[Extracted text]:

---

PM: Some designers have said that working in Saarinen’s studio was a great experience. Niels Diffrient, who’s designed award-winning ergonomic chairs, and Balthazar Korab, who became a great photographer, both worked there.
JM: Gunnar Birkerts, Cesar Pelli, and Kevin Roche all worked in Saarinen’s studio, where there was this sense of mission. When the firm decided to move from Michigan to Connecticut, almost everybody went, which meant uprooting their families. This was an office where everyone worked ten- to twelve-hour days because they felt it was so important to finish Saarinen’s work. So most people worked at what was still Eero Saarinen and Associates, and by the time they finished the last projects the firm became Roche Dinkeloo.

PM: What did you learn from Saarinen by writing the book?
JM: Part of it is a confirmation that although people have extraordinary talent and opportunities it’s really about working harder than everyone else, about doing it again and again and again. There is much to be said for reinventing the rules of the game each time. Most famous architects have figured out something, like Mies did—or like Wright did three or four times in his long life. Saarinen’s approach was about program, and he started as if he’d never built anything before: “This is what the client needs. These are the institution’s physical constraints. This is what the site is. This is what the institution does.”

PM: What do you think about his work now, three years after touring his buildings?

---

Page layout parsing data:
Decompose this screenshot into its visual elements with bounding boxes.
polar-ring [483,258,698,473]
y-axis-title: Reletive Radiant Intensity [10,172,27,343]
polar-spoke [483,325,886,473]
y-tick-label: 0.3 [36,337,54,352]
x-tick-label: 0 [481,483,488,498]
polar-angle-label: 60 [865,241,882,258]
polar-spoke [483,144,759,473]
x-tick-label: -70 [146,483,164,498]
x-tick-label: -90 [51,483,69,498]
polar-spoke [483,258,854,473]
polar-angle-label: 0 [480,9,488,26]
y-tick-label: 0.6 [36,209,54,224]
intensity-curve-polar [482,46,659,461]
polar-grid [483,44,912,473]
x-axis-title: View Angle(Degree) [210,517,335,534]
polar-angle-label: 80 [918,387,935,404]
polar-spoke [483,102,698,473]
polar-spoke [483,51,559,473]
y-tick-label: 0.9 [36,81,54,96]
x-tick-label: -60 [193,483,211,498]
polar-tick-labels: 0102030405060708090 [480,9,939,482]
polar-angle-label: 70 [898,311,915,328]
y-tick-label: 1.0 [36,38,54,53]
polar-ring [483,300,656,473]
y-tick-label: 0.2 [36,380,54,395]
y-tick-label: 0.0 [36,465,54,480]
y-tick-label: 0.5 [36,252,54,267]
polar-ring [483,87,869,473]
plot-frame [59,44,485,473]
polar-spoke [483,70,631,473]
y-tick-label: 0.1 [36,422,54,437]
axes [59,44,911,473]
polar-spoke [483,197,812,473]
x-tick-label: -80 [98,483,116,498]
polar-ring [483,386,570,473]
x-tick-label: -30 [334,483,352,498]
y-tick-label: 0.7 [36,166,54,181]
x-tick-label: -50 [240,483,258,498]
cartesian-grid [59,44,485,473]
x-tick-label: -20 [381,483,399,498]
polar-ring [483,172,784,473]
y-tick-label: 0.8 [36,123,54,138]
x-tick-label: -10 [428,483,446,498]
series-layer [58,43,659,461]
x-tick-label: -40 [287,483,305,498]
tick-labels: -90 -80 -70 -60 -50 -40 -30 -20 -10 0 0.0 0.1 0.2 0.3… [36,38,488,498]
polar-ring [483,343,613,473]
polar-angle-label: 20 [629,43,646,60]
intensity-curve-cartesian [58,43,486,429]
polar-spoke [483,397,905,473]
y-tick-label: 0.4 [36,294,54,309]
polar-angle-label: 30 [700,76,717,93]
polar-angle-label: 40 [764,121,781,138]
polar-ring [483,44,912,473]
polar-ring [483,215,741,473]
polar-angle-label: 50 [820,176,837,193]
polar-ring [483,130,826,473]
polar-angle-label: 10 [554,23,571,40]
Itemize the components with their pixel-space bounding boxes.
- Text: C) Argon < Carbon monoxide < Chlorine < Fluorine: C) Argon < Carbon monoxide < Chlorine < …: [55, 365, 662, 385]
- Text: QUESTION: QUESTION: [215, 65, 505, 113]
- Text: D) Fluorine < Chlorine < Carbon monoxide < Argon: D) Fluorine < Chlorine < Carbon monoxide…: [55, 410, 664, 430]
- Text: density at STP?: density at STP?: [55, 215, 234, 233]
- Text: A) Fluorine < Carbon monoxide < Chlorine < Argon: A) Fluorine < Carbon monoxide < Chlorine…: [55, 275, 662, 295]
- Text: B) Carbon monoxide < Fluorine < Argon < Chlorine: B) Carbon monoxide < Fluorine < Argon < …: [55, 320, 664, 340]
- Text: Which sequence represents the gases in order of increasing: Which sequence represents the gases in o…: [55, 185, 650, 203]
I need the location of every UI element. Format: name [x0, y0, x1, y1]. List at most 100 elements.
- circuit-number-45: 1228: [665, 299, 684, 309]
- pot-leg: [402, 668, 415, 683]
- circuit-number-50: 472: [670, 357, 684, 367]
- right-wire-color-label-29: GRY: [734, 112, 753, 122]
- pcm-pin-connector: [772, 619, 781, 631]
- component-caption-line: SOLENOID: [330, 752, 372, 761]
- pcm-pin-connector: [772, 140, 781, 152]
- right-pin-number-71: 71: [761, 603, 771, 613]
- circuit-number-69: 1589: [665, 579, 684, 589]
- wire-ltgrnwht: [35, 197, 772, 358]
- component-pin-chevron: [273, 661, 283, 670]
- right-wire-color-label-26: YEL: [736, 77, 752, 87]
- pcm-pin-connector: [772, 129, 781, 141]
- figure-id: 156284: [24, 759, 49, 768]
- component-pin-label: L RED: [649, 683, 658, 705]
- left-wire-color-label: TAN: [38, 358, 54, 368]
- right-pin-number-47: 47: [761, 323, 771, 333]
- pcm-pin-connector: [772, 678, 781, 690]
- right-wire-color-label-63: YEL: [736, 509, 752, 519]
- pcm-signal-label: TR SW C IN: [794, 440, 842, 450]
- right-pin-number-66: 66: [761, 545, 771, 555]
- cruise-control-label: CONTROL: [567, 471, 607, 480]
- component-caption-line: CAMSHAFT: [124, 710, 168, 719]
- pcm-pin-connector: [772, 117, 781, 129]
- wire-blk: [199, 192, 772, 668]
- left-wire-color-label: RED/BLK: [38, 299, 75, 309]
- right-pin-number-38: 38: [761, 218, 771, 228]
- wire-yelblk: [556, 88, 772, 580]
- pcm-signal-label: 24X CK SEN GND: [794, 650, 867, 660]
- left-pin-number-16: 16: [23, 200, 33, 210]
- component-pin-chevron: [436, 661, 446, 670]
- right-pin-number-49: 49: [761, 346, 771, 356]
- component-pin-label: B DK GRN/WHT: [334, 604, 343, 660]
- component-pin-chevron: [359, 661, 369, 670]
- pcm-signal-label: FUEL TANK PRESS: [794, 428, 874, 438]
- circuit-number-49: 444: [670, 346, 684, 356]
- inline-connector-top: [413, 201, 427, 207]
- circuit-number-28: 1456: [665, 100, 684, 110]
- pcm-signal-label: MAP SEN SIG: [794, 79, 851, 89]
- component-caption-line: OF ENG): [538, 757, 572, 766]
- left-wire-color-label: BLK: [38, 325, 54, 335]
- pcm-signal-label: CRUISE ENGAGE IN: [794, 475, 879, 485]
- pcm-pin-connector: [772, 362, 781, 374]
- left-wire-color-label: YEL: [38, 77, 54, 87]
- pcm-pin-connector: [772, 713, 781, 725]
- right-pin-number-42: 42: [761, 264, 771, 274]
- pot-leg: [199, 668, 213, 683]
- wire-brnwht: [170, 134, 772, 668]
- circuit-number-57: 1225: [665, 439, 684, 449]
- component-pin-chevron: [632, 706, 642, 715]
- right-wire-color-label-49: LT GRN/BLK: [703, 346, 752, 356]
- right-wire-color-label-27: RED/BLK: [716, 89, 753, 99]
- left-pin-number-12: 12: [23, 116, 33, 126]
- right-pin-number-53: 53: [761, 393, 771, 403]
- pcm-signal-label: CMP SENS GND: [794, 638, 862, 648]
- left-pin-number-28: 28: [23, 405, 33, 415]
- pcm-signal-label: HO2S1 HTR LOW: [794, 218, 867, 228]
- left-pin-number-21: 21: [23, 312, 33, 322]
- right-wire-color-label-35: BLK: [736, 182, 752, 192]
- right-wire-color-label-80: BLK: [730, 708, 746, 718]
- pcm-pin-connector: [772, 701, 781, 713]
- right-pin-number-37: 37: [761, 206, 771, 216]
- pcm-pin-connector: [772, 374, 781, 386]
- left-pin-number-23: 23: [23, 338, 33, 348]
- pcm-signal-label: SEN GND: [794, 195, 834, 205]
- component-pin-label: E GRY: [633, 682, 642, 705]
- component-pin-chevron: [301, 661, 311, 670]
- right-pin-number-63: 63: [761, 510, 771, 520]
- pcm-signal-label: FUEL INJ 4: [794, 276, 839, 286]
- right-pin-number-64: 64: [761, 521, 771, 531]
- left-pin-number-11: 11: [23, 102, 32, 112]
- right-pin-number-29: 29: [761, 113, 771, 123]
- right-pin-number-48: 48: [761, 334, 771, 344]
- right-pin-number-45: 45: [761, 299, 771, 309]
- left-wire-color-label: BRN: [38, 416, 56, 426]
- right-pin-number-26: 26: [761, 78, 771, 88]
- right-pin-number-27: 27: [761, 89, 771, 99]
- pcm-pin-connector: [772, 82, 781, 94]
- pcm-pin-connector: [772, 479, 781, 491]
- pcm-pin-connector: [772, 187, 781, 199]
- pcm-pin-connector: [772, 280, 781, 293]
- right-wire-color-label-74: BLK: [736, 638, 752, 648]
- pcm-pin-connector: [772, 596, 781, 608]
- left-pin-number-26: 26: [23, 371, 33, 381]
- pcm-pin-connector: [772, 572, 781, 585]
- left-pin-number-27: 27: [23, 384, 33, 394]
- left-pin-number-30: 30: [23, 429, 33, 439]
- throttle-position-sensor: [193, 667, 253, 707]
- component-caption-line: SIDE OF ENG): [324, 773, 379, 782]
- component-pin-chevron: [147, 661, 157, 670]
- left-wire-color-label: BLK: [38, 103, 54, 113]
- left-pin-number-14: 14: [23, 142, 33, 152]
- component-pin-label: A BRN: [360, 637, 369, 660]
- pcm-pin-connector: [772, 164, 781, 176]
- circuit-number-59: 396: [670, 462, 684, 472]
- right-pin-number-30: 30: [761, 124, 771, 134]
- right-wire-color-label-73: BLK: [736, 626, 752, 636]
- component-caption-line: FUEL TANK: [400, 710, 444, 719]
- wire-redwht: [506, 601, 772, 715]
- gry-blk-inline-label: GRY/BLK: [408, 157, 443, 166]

---

[Exercise requirements]:
A - Please reproduce the part of the Saarinen interview above that begins at the words "PM: Some designers" and stops after "writing the book?".
B - Carry on the interview about Saarinen from the point where it stops.

[Answer section]:
A -
PM: Some designers have said that working in Saarinen’s studio was a great experience. Niels Diffrient, who’s designed award-winning ergonomic chairs, and Balthazar Korab, who became a great photographer, both worked there.
JM: Gunnar Birkerts, Cesar Pelli, and Kevin Roche all worked in Saarinen’s studio, where there was this sense of mission. When the firm decided to move from Michigan to Connecticut, almost everybody went, which meant uprooting their families. This was an office where everyone worked ten- to twelve-hour days because they felt it was so important to finish Saarinen’s work. So most people worked at what was still Eero Saarinen and Associates, and by the time they finished the last projects the firm became Roche Dinkeloo.

PM: What did you learn from Saarinen by writing the book?

B -
JM: I realize how deep the variety of his building went, how it was about the place of the building on the land, getting the right functions and materials, and getting all the right people together so that Saarinen, his staff, and the engineers could—he was like a maestro—play together. Saarinen did research on every level, whether it was technological or sociological. It’s that very belabored and hardworking process of doing it over and over again.

PM: There’s also a very sad element to his life.
JM: Oh, it’s tragic. Here’s this man who’s had every opportunity, with extraordinary talent, and then gets a brain tumor at 51 years old.

PM: And the critical recognition isn’t there.
JM: He always assumed if you did good work and had talent, you’d have the recognition, which he didn’t get. I hope people read this book because he deserves this recognition and there are so many lessons to be learned.

PM: There are also some incredible moments in his life, such as when the Saarinens thought that Eliel won the St. Louis gateway Arch competition and it turned out Eero had won.
JM: Yes, the telegram came for “Mr. Saarinen” and when they got the letter it was actually addressed to Eero. So they had a toast all over again, because if you’re the father, you win either way.

PM: What did you uncover about Pipsan Saarinen?
JM: I think Eero’s talented sister, Pipsan, got shafted a bit. She married a businessman that her parents didn’t approve of and Eero often argued with. Eero wanted to do great buildings and this guy wanted to run a sensible firm and pay the bills. Eero’s mother, Loja, would say that Pipsan took her work too seriously, while Loja herself worked overtime. But they did favor Eero, and though his sister had a hard time, she did have a wonderful career, made wonderful furniture, and had a wonderful marriage. It’s not that it wasn’t a good life.

PM: Eero and Pipsan collaborated on some projects where she did the interiors.
JM: Yes, particularly when they were quite young, but her aesthetic was different than Eero’s. Shu Knoll and Eero were more on the same wavelength. Pipsan’s was different: glitzy but not as high-tech. Eero and Shu’s collaboration for the interiors at the GM Tech Center are among the best interiors, and it’s a mesh of their two talents. I love those chairs that Eero did, but also the other furniture that Shu did for the space. It was really a hand-in-glove collaboration.